• PROVIDED ENTRIES:
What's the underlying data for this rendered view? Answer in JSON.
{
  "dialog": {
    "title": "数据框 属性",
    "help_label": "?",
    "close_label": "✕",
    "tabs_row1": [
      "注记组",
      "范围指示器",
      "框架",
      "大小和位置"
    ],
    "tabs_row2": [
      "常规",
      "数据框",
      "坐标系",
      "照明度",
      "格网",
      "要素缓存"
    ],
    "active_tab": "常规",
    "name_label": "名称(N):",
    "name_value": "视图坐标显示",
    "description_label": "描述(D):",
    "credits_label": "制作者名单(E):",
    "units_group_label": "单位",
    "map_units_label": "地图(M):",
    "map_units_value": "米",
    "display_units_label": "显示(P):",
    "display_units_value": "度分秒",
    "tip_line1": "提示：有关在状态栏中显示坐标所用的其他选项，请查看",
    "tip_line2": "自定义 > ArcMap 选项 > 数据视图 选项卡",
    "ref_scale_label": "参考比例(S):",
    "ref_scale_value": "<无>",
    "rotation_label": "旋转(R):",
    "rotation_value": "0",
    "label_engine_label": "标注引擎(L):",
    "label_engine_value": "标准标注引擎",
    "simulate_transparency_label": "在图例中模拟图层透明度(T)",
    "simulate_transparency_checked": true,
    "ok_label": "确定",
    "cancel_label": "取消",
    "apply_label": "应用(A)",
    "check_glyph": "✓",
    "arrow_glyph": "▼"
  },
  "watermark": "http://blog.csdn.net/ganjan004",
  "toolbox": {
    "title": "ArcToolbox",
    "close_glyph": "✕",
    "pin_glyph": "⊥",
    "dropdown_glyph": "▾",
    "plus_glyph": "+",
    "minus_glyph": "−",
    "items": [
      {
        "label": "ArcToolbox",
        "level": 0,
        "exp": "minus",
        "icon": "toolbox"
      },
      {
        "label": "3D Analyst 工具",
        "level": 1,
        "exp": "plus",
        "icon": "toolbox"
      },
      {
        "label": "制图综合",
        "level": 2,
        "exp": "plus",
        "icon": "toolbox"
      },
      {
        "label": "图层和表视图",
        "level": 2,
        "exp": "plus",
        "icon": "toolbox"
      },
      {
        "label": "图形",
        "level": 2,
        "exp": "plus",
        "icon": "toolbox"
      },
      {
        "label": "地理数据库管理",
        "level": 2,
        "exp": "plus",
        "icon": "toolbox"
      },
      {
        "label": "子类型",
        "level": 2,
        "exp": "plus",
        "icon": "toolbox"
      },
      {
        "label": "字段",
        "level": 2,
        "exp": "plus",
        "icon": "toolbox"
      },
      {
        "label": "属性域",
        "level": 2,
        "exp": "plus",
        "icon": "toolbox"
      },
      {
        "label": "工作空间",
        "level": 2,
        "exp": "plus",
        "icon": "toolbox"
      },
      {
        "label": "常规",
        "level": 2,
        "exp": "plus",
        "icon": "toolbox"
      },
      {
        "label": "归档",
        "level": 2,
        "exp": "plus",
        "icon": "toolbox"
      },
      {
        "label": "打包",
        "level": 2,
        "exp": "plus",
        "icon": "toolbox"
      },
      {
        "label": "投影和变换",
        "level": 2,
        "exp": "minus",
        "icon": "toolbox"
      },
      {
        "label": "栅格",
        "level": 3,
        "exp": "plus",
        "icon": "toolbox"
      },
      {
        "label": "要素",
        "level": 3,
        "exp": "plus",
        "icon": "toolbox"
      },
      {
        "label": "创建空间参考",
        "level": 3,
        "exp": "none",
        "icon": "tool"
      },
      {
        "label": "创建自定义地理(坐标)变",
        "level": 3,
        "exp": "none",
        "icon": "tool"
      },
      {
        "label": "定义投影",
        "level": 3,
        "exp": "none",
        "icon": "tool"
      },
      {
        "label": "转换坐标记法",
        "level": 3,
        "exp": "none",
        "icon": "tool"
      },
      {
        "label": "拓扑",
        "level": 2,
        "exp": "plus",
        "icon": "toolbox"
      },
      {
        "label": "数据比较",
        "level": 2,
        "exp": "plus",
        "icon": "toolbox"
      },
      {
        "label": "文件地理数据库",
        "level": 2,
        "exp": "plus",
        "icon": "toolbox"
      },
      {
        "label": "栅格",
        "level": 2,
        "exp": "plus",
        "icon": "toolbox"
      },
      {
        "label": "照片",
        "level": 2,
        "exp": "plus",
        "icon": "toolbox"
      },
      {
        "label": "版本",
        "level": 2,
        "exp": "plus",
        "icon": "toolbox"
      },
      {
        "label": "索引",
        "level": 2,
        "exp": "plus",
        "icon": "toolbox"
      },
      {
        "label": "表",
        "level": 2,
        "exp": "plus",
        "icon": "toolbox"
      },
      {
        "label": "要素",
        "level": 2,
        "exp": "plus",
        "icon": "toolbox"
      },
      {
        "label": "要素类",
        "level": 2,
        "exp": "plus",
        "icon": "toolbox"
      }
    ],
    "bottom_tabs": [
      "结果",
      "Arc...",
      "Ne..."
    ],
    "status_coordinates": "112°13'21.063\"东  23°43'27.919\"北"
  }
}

• WRITTEN REQUEST: Print the records once more, exactly as they were given.

• COMPLETED TASK:
What's the underlying data for this rendered view? Answer in JSON.
{
  "dialog": {
    "title": "数据框 属性",
    "help_label": "?",
    "close_label": "✕",
    "tabs_row1": [
      "注记组",
      "范围指示器",
      "框架",
      "大小和位置"
    ],
    "tabs_row2": [
      "常规",
      "数据框",
      "坐标系",
      "照明度",
      "格网",
      "要素缓存"
    ],
    "active_tab": "常规",
    "name_label": "名称(N):",
    "name_value": "视图坐标显示",
    "description_label": "描述(D):",
    "credits_label": "制作者名单(E):",
    "units_group_label": "单位",
    "map_units_label": "地图(M):",
    "map_units_value": "米",
    "display_units_label": "显示(P):",
    "display_units_value": "度分秒",
    "tip_line1": "提示：有关在状态栏中显示坐标所用的其他选项，请查看",
    "tip_line2": "自定义 > ArcMap 选项 > 数据视图 选项卡",
    "ref_scale_label": "参考比例(S):",
    "ref_scale_value": "<无>",
    "rotation_label": "旋转(R):",
    "rotation_value": "0",
    "label_engine_label": "标注引擎(L):",
    "label_engine_value": "标准标注引擎",
    "simulate_transparency_label": "在图例中模拟图层透明度(T)",
    "simulate_transparency_checked": true,
    "ok_label": "确定",
    "cancel_label": "取消",
    "apply_label": "应用(A)",
    "check_glyph": "✓",
    "arrow_glyph": "▼"
  },
  "watermark": "http://blog.csdn.net/ganjan004",
  "toolbox": {
    "title": "ArcToolbox",
    "close_glyph": "✕",
    "pin_glyph": "⊥",
    "dropdown_glyph": "▾",
    "plus_glyph": "+",
    "minus_glyph": "−",
    "items": [
      {
        "label": "ArcToolbox",
        "level": 0,
        "exp": "minus",
        "icon": "toolbox"
      },
      {
        "label": "3D Analyst 工具",
        "level": 1,
        "exp": "plus",
        "icon": "toolbox"
      },
      {
        "label": "制图综合",
        "level": 2,
        "exp": "plus",
        "icon": "toolbox"
      },
      {
        "label": "图层和表视图",
        "level": 2,
        "exp": "plus",
        "icon": "toolbox"
      },
      {
        "label": "图形",
        "level": 2,
        "exp": "plus",
        "icon": "toolbox"
      },
      {
        "label": "地理数据库管理",
        "level": 2,
        "exp": "plus",
        "icon": "toolbox"
      },
      {
        "label": "子类型",
        "level": 2,
        "exp": "plus",
        "icon": "toolbox"
      },
      {
        "label": "字段",
        "level": 2,
        "exp": "plus",
        "icon": "toolbox"
      },
      {
        "label": "属性域",
        "level": 2,
        "exp": "plus",
        "icon": "toolbox"
      },
      {
        "label": "工作空间",
        "level": 2,
        "exp": "plus",
        "icon": "toolbox"
      },
      {
        "label": "常规",
        "level": 2,
        "exp": "plus",
        "icon": "toolbox"
      },
      {
        "label": "归档",
        "level": 2,
        "exp": "plus",
        "icon": "toolbox"
      },
      {
        "label": "打包",
        "level": 2,
        "exp": "plus",
        "icon": "toolbox"
      },
      {
        "label": "投影和变换",
        "level": 2,
        "exp": "minus",
        "icon": "toolbox"
      },
      {
        "label": "栅格",
        "level": 3,
        "exp": "plus",
        "icon": "toolbox"
      },
      {
        "label": "要素",
        "level": 3,
        "exp": "plus",
        "icon": "toolbox"
      },
      {
        "label": "创建空间参考",
        "level": 3,
        "exp": "none",
        "icon": "tool"
      },
      {
        "label": "创建自定义地理(坐标)变",
        "level": 3,
        "exp": "none",
        "icon": "tool"
      },
      {
        "label": "定义投影",
        "level": 3,
        "exp": "none",
        "icon": "tool"
      },
      {
        "label": "转换坐标记法",
        "level": 3,
        "exp": "none",
        "icon": "tool"
      },
      {
        "label": "拓扑",
        "level": 2,
        "exp": "plus",
        "icon": "toolbox"
      },
      {
        "label": "数据比较",
        "level": 2,
        "exp": "plus",
        "icon": "toolbox"
      },
      {
        "label": "文件地理数据库",
        "level": 2,
        "exp": "plus",
        "icon": "toolbox"
      },
      {
        "label": "栅格",
        "level": 2,
        "exp": "plus",
        "icon": "toolbox"
      },
      {
        "label": "照片",
        "level": 2,
        "exp": "plus",
        "icon": "toolbox"
      },
      {
        "label": "版本",
        "level": 2,
        "exp": "plus",
        "icon": "toolbox"
      },
      {
        "label": "索引",
        "level": 2,
        "exp": "plus",
        "icon": "toolbox"
      },
      {
        "label": "表",
        "level": 2,
        "exp": "plus",
        "icon": "toolbox"
      },
      {
        "label": "要素",
        "level": 2,
        "exp": "plus",
        "icon": "toolbox"
      },
      {
        "label": "要素类",
        "level": 2,
        "exp": "plus",
        "icon": "toolbox"
      }
    ],
    "bottom_tabs": [
      "结果",
      "Arc...",
      "Ne..."
    ],
    "status_coordinates": "112°13'21.063\"东  23°43'27.919\"北"
  }
}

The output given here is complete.